> **CHALLENGE**
Show all lines that include the string "Index"; copy each one.

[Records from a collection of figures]
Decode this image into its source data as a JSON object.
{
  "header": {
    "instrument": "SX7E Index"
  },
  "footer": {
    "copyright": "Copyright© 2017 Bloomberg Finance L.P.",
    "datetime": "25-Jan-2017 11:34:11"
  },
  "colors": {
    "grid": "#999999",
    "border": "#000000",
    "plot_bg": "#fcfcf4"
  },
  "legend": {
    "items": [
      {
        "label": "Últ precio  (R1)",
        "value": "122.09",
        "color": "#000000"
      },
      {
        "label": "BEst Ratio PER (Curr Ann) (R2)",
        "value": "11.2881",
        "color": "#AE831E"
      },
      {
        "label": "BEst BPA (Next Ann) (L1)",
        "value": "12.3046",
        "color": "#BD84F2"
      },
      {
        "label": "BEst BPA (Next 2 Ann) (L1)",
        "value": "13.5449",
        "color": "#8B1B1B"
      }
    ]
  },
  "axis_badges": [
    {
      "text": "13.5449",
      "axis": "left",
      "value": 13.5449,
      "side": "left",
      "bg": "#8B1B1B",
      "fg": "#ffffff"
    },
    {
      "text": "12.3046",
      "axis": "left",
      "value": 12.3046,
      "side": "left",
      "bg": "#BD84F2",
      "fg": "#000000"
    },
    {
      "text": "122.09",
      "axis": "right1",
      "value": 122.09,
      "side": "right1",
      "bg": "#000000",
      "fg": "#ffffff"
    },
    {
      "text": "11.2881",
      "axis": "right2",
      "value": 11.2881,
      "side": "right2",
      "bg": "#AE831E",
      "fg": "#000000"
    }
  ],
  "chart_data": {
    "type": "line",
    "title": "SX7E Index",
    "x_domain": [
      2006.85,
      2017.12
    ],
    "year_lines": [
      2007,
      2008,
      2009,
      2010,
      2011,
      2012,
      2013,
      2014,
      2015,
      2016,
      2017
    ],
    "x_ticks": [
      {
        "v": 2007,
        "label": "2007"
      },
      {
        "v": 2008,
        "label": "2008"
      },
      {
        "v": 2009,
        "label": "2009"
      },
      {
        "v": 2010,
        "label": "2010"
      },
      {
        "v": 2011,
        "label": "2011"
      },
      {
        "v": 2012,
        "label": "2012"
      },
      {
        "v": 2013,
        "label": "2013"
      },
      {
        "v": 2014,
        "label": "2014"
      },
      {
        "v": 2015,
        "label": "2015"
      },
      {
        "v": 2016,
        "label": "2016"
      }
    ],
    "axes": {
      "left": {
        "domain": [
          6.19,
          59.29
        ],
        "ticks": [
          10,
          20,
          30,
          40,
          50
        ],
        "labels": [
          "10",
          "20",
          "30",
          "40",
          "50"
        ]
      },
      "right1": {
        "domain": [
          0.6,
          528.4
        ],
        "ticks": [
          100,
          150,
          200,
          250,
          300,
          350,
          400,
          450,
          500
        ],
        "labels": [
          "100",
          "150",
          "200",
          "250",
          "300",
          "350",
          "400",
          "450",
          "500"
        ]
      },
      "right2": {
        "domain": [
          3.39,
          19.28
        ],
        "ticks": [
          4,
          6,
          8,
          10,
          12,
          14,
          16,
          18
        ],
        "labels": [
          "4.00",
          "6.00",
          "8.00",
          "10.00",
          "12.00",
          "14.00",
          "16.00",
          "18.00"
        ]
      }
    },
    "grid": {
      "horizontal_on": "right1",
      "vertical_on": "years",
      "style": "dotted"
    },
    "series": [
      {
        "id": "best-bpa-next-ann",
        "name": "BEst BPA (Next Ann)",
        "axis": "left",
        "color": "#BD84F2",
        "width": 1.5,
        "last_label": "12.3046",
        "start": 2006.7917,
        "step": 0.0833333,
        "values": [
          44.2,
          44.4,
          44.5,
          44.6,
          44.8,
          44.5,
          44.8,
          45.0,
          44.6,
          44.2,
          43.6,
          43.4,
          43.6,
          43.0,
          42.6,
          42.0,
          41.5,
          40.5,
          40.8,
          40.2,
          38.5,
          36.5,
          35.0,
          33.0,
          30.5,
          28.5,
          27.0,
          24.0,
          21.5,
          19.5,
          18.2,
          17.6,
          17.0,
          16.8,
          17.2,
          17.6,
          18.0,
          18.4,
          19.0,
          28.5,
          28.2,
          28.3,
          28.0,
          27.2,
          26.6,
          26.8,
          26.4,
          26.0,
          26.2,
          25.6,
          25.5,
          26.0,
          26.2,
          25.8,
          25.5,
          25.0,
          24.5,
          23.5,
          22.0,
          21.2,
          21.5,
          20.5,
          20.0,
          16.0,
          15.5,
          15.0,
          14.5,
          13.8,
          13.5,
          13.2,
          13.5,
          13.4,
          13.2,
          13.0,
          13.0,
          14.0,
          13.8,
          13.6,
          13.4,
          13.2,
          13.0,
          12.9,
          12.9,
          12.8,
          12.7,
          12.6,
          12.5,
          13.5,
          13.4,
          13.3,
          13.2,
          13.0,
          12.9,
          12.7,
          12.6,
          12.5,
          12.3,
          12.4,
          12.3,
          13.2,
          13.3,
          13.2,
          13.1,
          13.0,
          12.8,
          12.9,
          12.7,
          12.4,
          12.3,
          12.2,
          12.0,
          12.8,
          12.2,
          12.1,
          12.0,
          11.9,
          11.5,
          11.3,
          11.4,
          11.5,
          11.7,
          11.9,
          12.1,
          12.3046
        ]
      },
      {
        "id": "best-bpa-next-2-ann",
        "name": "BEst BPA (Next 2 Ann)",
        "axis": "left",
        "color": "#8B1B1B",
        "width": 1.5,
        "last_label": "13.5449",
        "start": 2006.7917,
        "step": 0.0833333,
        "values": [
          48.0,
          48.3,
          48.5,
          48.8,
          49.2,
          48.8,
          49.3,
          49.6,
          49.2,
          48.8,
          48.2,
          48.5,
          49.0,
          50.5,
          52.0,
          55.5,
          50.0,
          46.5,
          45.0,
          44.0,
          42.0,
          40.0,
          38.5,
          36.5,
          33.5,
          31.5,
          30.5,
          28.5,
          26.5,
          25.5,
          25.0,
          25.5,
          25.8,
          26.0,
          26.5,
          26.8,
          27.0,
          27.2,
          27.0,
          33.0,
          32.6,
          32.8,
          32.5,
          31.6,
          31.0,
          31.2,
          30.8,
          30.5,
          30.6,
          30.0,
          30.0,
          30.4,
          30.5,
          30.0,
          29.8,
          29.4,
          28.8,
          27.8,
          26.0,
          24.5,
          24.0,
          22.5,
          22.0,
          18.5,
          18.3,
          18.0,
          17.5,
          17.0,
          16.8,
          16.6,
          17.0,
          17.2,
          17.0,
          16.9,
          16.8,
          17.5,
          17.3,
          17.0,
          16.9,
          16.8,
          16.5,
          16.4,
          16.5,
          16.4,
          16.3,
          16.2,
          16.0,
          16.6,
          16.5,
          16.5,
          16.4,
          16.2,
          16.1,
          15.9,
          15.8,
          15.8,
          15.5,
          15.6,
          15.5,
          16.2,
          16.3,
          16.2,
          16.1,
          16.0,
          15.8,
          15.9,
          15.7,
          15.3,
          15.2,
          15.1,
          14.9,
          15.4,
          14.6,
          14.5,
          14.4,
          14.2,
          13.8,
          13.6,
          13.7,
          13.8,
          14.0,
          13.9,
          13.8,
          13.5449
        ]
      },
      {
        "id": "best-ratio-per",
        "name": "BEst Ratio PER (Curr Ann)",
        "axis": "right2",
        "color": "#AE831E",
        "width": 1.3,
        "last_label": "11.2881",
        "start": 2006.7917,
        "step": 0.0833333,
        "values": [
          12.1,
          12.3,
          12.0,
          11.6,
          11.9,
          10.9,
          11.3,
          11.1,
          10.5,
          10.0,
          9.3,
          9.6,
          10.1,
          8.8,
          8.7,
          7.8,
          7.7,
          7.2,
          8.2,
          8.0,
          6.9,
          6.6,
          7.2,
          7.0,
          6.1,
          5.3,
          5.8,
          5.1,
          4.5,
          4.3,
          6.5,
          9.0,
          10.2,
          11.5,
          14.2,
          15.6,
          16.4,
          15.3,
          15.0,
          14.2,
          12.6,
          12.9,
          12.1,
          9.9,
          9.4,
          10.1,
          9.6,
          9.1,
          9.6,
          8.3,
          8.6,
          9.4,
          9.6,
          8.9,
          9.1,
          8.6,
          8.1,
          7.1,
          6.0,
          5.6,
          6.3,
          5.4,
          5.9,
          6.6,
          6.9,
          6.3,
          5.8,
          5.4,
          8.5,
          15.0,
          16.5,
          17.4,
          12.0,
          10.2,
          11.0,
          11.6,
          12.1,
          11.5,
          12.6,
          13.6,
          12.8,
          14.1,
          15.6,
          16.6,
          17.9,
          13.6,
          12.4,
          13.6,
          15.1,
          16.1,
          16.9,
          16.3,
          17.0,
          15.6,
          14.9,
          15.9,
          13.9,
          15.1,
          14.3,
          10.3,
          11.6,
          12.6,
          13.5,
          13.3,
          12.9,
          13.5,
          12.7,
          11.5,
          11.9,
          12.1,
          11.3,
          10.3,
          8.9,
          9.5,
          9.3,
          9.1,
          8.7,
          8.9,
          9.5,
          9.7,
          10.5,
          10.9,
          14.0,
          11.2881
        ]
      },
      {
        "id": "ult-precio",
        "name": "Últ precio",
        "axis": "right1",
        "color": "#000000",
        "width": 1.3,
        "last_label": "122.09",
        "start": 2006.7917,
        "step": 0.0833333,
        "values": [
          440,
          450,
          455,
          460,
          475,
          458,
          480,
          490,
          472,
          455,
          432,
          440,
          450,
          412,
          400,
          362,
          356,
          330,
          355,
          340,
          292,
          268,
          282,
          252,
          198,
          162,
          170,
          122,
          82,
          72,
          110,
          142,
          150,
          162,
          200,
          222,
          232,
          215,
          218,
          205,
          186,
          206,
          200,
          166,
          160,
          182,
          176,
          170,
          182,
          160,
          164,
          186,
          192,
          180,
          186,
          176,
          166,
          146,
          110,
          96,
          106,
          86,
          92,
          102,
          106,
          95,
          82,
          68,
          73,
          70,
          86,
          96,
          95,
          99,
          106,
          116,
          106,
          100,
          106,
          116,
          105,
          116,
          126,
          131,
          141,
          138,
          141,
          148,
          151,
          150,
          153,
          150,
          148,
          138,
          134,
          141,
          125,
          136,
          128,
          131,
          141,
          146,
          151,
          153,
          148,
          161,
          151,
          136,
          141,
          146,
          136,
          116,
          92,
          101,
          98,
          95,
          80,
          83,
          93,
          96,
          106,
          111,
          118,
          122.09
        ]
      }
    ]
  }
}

> **ANSWER TO THE TASK**
    "instrument": "SX7E Index"
    "title": "SX7E Index",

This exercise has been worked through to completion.